---- Data lines

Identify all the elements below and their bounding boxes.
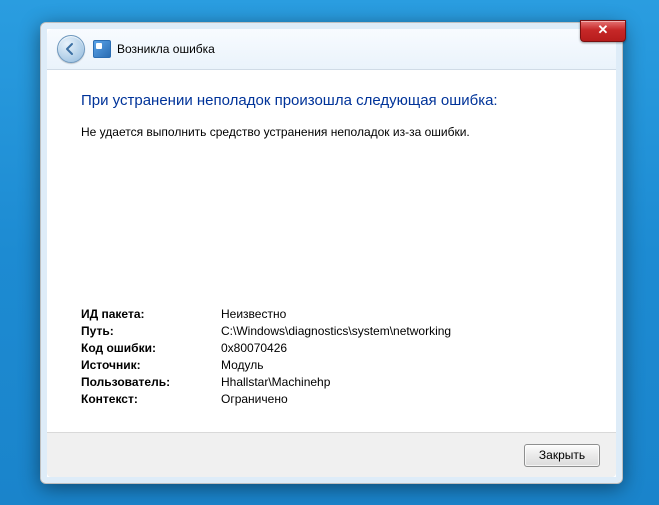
detail-value: Неизвестно — [221, 306, 582, 323]
detail-row-source: Источник: Модуль — [81, 357, 582, 374]
error-details: ИД пакета: Неизвестно Путь: C:\Windows\d… — [81, 306, 582, 418]
error-description: Не удается выполнить средство устранения… — [81, 125, 582, 139]
detail-row-context: Контекст: Ограничено — [81, 391, 582, 408]
detail-row-path: Путь: C:\Windows\diagnostics\system\netw… — [81, 323, 582, 340]
dialog-footer: Закрыть — [47, 432, 616, 477]
app-icon — [93, 40, 111, 58]
back-button[interactable] — [57, 35, 85, 63]
content-area: При устранении неполадок произошла следу… — [47, 70, 616, 432]
detail-label: ИД пакета: — [81, 306, 221, 323]
detail-value: Модуль — [221, 357, 582, 374]
detail-value: Ограничено — [221, 391, 582, 408]
detail-row-user: Пользователь: Hhallstar\Machinehp — [81, 374, 582, 391]
detail-label: Источник: — [81, 357, 221, 374]
error-heading: При устранении неполадок произошла следу… — [81, 92, 582, 109]
window-title: Возникла ошибка — [117, 42, 215, 56]
detail-value: C:\Windows\diagnostics\system\networking — [221, 323, 582, 340]
detail-row-error-code: Код ошибки: 0x80070426 — [81, 340, 582, 357]
detail-label: Код ошибки: — [81, 340, 221, 357]
window-close-button[interactable]: ✕ — [580, 20, 626, 42]
back-arrow-icon — [63, 42, 77, 56]
close-icon: ✕ — [598, 22, 609, 37]
close-button[interactable]: Закрыть — [524, 444, 600, 467]
desktop-background: ✕ Возникла ошибка При устранении неполад… — [0, 0, 659, 505]
detail-value: 0x80070426 — [221, 340, 582, 357]
troubleshooter-error-window: ✕ Возникла ошибка При устранении неполад… — [40, 22, 623, 484]
titlebar: Возникла ошибка — [47, 29, 616, 70]
detail-row-package-id: ИД пакета: Неизвестно — [81, 306, 582, 323]
detail-label: Контекст: — [81, 391, 221, 408]
detail-label: Пользователь: — [81, 374, 221, 391]
detail-value: Hhallstar\Machinehp — [221, 374, 582, 391]
detail-label: Путь: — [81, 323, 221, 340]
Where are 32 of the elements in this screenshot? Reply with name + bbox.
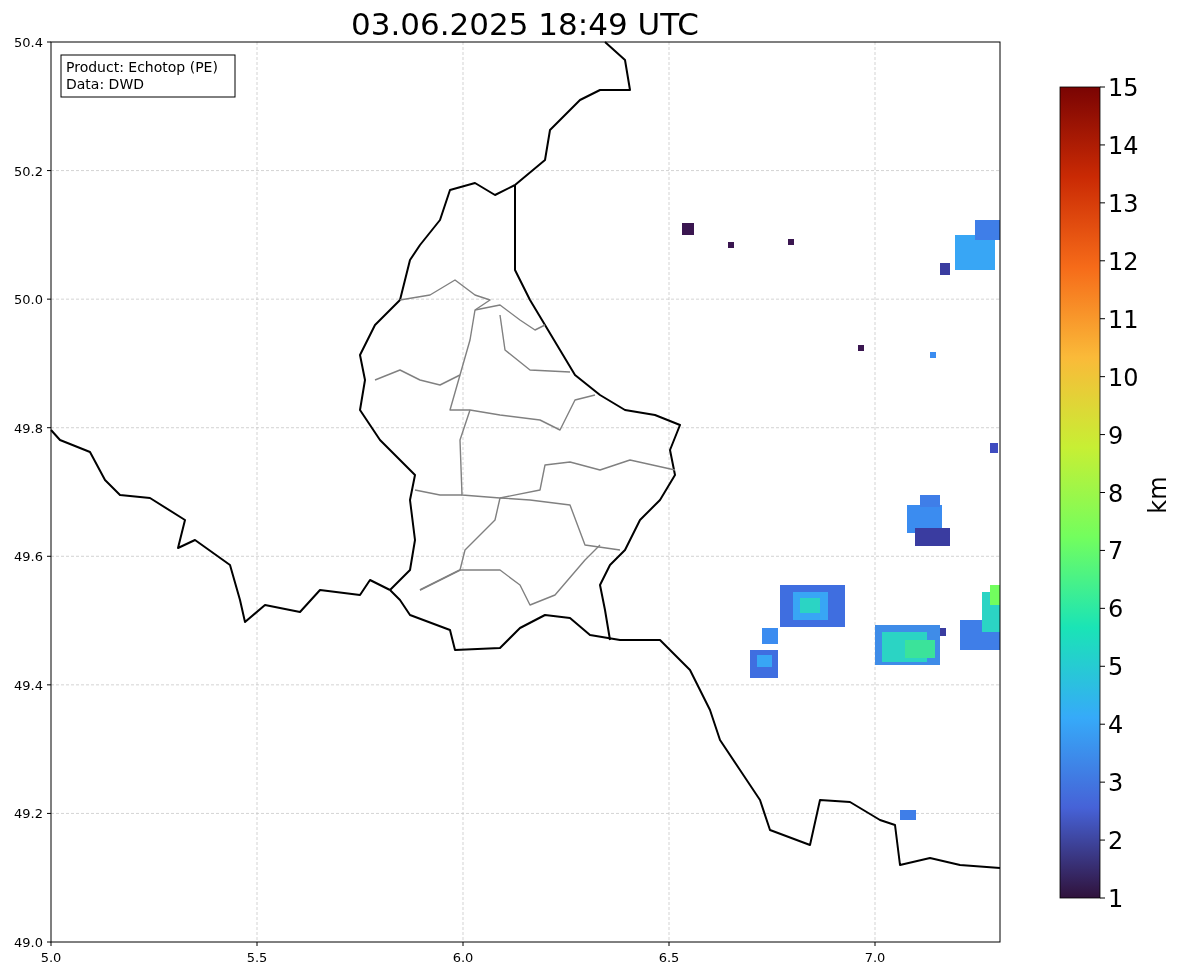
colorbar-label: 13: [1108, 189, 1139, 218]
colorbar-label: 10: [1108, 363, 1139, 392]
colorbar-label: 9: [1108, 421, 1124, 450]
colorbar-label: 8: [1108, 479, 1124, 508]
x-axis-label: 6.5: [658, 950, 680, 965]
colorbar-label: 5: [1108, 653, 1124, 682]
y-axis-label: 49.8: [14, 420, 43, 436]
x-axis-label: 6.0: [452, 950, 474, 965]
colorbar-label: 14: [1108, 131, 1139, 160]
colorbar-label: 3: [1108, 769, 1124, 798]
colorbar-label: 1: [1108, 885, 1124, 913]
colorbar-title: km: [1144, 476, 1172, 514]
colorbar-label: 11: [1108, 305, 1139, 334]
info-text: Data: DWD: [66, 76, 144, 92]
chart-title: 03.06.2025 18:49 UTC: [351, 6, 699, 42]
y-axis-label: 50.4: [14, 35, 43, 50]
y-axis-label: 50.0: [14, 292, 43, 308]
y-axis-label: 50.2: [14, 163, 43, 179]
y-axis-label: 49.4: [14, 677, 43, 693]
colorbar-label: 15: [1108, 74, 1139, 102]
y-axis-label: 49.6: [14, 549, 43, 565]
colorbar-label: 7: [1108, 537, 1124, 566]
colorbar-label: 6: [1108, 595, 1124, 624]
x-axis-label: 5.0: [40, 950, 62, 965]
colorbar-label: 12: [1108, 247, 1139, 276]
y-axis-label: 49.0: [14, 935, 43, 950]
x-axis-label: 5.5: [246, 950, 268, 965]
x-axis-label: 7.0: [864, 950, 886, 965]
colorbar-label: 2: [1108, 827, 1124, 856]
colorbar-label: 4: [1108, 711, 1124, 740]
y-axis-label: 49.2: [14, 806, 43, 822]
info-text: Product: Echotop (PE): [66, 59, 218, 75]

--------

#### [Written exercise]
Copy out every line of the entries above word for word, leaving out the pictures.

#### [Solution to the problem]
Identify all the elements below and their bounding boxes.
detail-value: Неизвестно — [221, 306, 582, 323]
detail-row-source: Источник: Модуль — [81, 357, 582, 374]
error-details: ИД пакета: Неизвестно Путь: C:\Windows\d… — [81, 306, 582, 418]
error-description: Не удается выполнить средство устранения… — [81, 125, 582, 139]
detail-row-context: Контекст: Ограничено — [81, 391, 582, 408]
detail-row-path: Путь: C:\Windows\diagnostics\system\netw… — [81, 323, 582, 340]
dialog-footer: Закрыть — [47, 432, 616, 477]
app-icon — [93, 40, 111, 58]
back-button[interactable] — [57, 35, 85, 63]
content-area: При устранении неполадок произошла следу… — [47, 70, 616, 432]
detail-label: ИД пакета: — [81, 306, 221, 323]
detail-value: Модуль — [221, 357, 582, 374]
detail-value: Ограничено — [221, 391, 582, 408]
detail-row-user: Пользователь: Hhallstar\Machinehp — [81, 374, 582, 391]
detail-label: Источник: — [81, 357, 221, 374]
error-heading: При устранении неполадок произошла следу… — [81, 92, 582, 109]
window-title: Возникла ошибка — [117, 42, 215, 56]
detail-value: C:\Windows\diagnostics\system\networking — [221, 323, 582, 340]
detail-row-error-code: Код ошибки: 0x80070426 — [81, 340, 582, 357]
detail-label: Код ошибки: — [81, 340, 221, 357]
window-close-button[interactable]: ✕ — [580, 20, 626, 42]
back-arrow-icon — [63, 42, 77, 56]
close-icon: ✕ — [598, 22, 609, 37]
close-button[interactable]: Закрыть — [524, 444, 600, 467]
desktop-background: ✕ Возникла ошибка При устранении неполад… — [0, 0, 659, 505]
detail-value: 0x80070426 — [221, 340, 582, 357]
troubleshooter-error-window: ✕ Возникла ошибка При устранении неполад… — [40, 22, 623, 484]
titlebar: Возникла ошибка — [47, 29, 616, 70]
detail-row-package-id: ИД пакета: Неизвестно — [81, 306, 582, 323]
detail-label: Контекст: — [81, 391, 221, 408]
detail-label: Пользователь: — [81, 374, 221, 391]
detail-value: Hhallstar\Machinehp — [221, 374, 582, 391]
detail-label: Путь: — [81, 323, 221, 340]
Where are 32 of the elements in this screenshot? Reply with name + bbox.
colorbar-label: 13: [1108, 189, 1139, 218]
colorbar-label: 10: [1108, 363, 1139, 392]
colorbar-label: 9: [1108, 421, 1124, 450]
colorbar-label: 8: [1108, 479, 1124, 508]
x-axis-label: 6.5: [658, 950, 680, 965]
colorbar-label: 5: [1108, 653, 1124, 682]
y-axis-label: 49.8: [14, 420, 43, 436]
x-axis-label: 6.0: [452, 950, 474, 965]
colorbar-label: 14: [1108, 131, 1139, 160]
colorbar-label: 3: [1108, 769, 1124, 798]
colorbar-label: 1: [1108, 885, 1124, 913]
colorbar-title: km: [1144, 476, 1172, 514]
colorbar-label: 11: [1108, 305, 1139, 334]
info-text: Data: DWD: [66, 76, 144, 92]
chart-title: 03.06.2025 18:49 UTC: [351, 6, 699, 42]
y-axis-label: 50.4: [14, 35, 43, 50]
y-axis-label: 50.0: [14, 292, 43, 308]
y-axis-label: 50.2: [14, 163, 43, 179]
y-axis-label: 49.4: [14, 677, 43, 693]
colorbar-label: 15: [1108, 74, 1139, 102]
y-axis-label: 49.6: [14, 549, 43, 565]
colorbar-label: 7: [1108, 537, 1124, 566]
colorbar-label: 6: [1108, 595, 1124, 624]
x-axis-label: 5.0: [40, 950, 62, 965]
colorbar-label: 12: [1108, 247, 1139, 276]
y-axis-label: 49.0: [14, 935, 43, 950]
x-axis-label: 5.5: [246, 950, 268, 965]
x-axis-label: 7.0: [864, 950, 886, 965]
colorbar-label: 2: [1108, 827, 1124, 856]
colorbar-label: 4: [1108, 711, 1124, 740]
y-axis-label: 49.2: [14, 806, 43, 822]
info-text: Product: Echotop (PE): [66, 59, 218, 75]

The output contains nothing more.